▸ **WRITTEN TASK**:
Below are the records; locate each line with the word "Estrella" and copy it.

▸ **MATERIAL FOR THIS TASK**:
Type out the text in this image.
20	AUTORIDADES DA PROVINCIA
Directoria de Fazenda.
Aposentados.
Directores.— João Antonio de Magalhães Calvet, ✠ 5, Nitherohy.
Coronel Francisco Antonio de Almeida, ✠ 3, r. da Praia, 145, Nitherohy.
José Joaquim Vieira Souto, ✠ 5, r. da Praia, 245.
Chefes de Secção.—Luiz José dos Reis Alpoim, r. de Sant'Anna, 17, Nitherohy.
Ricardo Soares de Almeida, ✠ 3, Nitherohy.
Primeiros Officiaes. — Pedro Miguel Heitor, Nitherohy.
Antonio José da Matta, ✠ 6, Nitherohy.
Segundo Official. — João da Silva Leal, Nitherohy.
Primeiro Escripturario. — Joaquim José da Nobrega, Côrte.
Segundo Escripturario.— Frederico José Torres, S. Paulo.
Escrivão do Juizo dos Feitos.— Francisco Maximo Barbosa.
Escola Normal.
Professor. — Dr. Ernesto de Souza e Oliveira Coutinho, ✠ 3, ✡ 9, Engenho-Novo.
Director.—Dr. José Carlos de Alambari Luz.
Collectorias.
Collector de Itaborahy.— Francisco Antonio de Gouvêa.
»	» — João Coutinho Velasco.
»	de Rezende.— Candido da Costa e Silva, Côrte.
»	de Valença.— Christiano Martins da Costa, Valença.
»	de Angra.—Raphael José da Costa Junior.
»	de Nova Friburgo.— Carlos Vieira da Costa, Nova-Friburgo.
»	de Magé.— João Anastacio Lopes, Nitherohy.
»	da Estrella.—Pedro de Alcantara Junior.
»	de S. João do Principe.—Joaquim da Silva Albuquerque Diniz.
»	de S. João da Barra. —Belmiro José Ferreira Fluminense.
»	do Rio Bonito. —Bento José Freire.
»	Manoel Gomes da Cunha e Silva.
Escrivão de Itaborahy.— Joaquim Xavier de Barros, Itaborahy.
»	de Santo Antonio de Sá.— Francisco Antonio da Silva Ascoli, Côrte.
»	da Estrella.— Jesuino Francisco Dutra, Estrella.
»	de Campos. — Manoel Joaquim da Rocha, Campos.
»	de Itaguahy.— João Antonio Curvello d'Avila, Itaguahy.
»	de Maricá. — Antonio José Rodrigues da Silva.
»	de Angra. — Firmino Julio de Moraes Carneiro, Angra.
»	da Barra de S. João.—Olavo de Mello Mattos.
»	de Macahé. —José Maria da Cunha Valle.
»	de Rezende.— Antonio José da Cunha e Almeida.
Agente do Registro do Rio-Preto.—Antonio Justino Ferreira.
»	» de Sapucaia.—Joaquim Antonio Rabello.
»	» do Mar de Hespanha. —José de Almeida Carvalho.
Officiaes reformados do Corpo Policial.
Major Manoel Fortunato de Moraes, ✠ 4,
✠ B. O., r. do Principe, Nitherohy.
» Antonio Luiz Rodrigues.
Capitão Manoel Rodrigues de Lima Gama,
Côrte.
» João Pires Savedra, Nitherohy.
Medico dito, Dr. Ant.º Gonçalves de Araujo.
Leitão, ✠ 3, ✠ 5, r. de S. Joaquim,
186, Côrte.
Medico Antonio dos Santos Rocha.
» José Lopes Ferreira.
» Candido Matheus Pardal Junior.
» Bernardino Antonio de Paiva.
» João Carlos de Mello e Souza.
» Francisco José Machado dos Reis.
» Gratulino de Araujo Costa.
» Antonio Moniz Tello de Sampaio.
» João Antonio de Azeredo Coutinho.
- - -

▸ **EXERCISE SOLUTION**:
»	da Estrella.—Pedro de Alcantara Junior.
»	da Estrella.— Jesuino Francisco Dutra, Estrella.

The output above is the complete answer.